▶ _EXERCISE GOAL_: Transcribe the records that follow. Keep every word exactly, and drop the pictures.

▶ _EXTRACTED RECORDS_:
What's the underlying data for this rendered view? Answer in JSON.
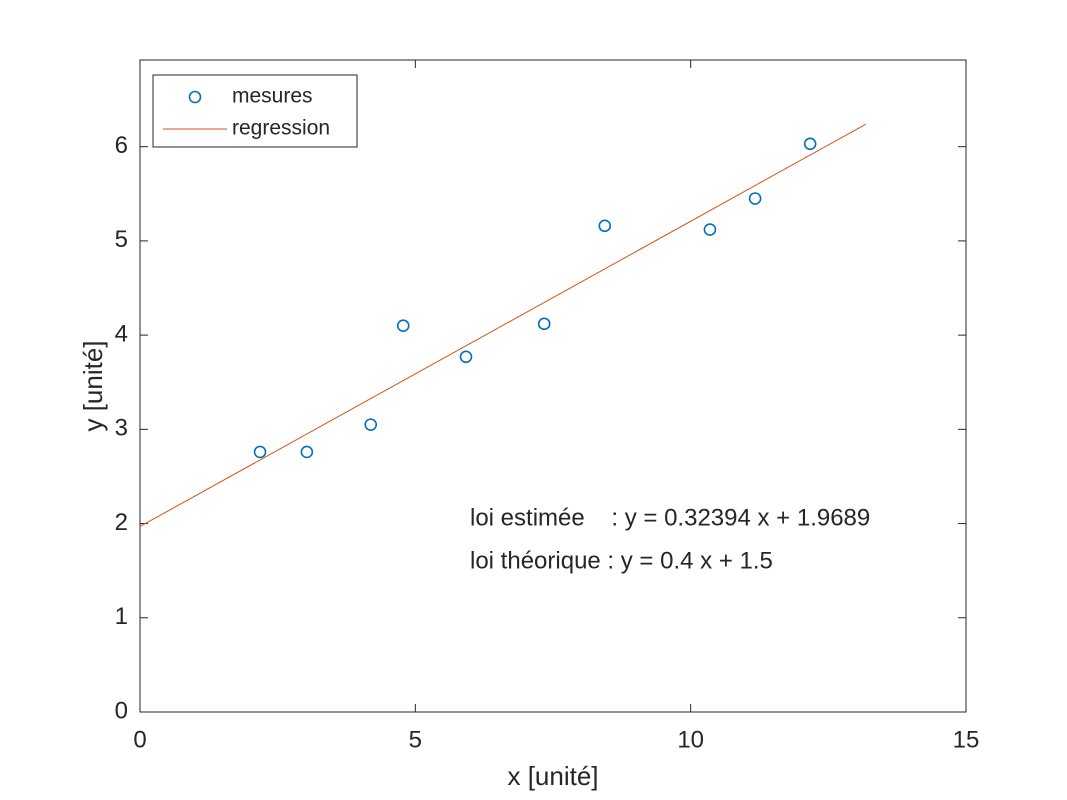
{
  "chart_data": {
    "type": "scatter",
    "xlabel": "x [unité]",
    "ylabel": "y [unité]",
    "xlim": [
      0,
      15
    ],
    "ylim": [
      0,
      6.92
    ],
    "xticks": [
      0,
      5,
      10,
      15
    ],
    "yticks": [
      0,
      1,
      2,
      3,
      4,
      5,
      6
    ],
    "grid": false,
    "legend": "upper left",
    "series": [
      {
        "name": "mesures",
        "color": "#0072BD",
        "mode": "markers",
        "x": [
          2.18,
          3.03,
          4.19,
          4.78,
          5.92,
          7.34,
          8.44,
          10.35,
          11.17,
          12.17
        ],
        "values": [
          2.76,
          2.76,
          3.05,
          4.1,
          3.77,
          4.12,
          5.16,
          5.12,
          5.45,
          6.03
        ]
      },
      {
        "name": "regression",
        "color": "#D95319",
        "mode": "lines",
        "x": [
          0,
          13.18
        ],
        "values": [
          1.9689,
          6.2384
        ]
      }
    ],
    "annotations": [
      "loi estimée    : y = 0.32394 x + 1.9689",
      "loi théorique : y = 0.4 x + 1.5"
    ]
  }
}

▶ _THE RESPONSE_:
What's the underlying data for this rendered view? Answer in JSON.
{
  "chart_data": {
    "type": "scatter",
    "xlabel": "x [unité]",
    "ylabel": "y [unité]",
    "xlim": [
      0,
      15
    ],
    "ylim": [
      0,
      6.92
    ],
    "xticks": [
      0,
      5,
      10,
      15
    ],
    "yticks": [
      0,
      1,
      2,
      3,
      4,
      5,
      6
    ],
    "grid": false,
    "legend": "upper left",
    "series": [
      {
        "name": "mesures",
        "color": "#0072BD",
        "mode": "markers",
        "x": [
          2.18,
          3.03,
          4.19,
          4.78,
          5.92,
          7.34,
          8.44,
          10.35,
          11.17,
          12.17
        ],
        "values": [
          2.76,
          2.76,
          3.05,
          4.1,
          3.77,
          4.12,
          5.16,
          5.12,
          5.45,
          6.03
        ]
      },
      {
        "name": "regression",
        "color": "#D95319",
        "mode": "lines",
        "x": [
          0,
          13.18
        ],
        "values": [
          1.9689,
          6.2384
        ]
      }
    ],
    "annotations": [
      "loi estimée    : y = 0.32394 x + 1.9689",
      "loi théorique : y = 0.4 x + 1.5"
    ]
  }
}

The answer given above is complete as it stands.